• JOB: Identify each line below containing the string "just" and copy it.

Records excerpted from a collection
================================
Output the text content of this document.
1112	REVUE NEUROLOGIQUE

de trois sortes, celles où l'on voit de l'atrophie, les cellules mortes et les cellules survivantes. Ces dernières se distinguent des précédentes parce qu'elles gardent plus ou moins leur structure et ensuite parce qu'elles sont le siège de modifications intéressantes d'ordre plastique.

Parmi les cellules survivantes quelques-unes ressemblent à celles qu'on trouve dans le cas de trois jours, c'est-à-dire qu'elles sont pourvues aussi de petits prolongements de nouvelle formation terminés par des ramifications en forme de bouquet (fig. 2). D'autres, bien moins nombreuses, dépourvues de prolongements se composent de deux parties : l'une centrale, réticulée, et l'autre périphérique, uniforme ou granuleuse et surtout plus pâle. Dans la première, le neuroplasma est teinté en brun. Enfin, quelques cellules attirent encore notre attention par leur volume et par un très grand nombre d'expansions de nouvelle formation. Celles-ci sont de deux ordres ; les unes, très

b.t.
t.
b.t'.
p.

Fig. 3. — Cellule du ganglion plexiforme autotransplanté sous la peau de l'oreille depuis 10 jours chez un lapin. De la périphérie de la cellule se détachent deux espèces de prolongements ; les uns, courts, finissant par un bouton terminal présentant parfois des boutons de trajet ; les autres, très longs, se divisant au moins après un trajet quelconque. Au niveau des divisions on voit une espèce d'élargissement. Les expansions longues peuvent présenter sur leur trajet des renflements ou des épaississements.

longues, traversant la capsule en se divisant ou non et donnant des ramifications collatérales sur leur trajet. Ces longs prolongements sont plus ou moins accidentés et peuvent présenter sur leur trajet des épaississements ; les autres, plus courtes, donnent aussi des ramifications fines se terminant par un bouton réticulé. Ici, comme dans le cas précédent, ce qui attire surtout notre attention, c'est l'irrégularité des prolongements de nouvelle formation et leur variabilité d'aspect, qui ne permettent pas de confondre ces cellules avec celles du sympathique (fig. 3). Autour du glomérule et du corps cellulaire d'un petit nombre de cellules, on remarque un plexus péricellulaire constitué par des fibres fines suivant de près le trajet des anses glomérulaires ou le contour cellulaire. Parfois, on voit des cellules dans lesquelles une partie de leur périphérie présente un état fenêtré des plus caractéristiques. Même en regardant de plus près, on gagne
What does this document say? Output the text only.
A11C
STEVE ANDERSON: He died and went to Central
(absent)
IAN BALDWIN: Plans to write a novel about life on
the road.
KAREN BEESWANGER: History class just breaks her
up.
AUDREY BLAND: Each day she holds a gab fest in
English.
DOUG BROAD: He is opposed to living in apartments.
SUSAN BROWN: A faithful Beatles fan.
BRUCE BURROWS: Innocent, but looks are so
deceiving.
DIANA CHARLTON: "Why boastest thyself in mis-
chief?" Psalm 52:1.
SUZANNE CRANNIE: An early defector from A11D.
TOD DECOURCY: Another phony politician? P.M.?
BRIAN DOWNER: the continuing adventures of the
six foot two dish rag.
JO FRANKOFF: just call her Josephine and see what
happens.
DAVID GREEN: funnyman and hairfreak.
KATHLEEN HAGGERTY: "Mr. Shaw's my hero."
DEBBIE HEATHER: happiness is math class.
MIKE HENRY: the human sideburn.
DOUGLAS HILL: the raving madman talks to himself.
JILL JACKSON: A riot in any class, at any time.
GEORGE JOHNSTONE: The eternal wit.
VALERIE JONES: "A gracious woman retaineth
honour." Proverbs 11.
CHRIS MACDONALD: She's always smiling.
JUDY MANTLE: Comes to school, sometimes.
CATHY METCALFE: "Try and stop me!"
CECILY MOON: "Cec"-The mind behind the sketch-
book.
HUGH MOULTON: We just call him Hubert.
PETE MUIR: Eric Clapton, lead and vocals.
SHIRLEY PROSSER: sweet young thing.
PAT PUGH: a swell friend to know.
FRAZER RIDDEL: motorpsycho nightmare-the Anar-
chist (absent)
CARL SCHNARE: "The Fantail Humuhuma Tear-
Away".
================================
• RESPONSE FOR THIS EXERCISE:
KAREN BEESWANGER: History class just breaks her
JO FRANKOFF: just call her Josephine and see what
HUGH MOULTON: We just call him Hubert.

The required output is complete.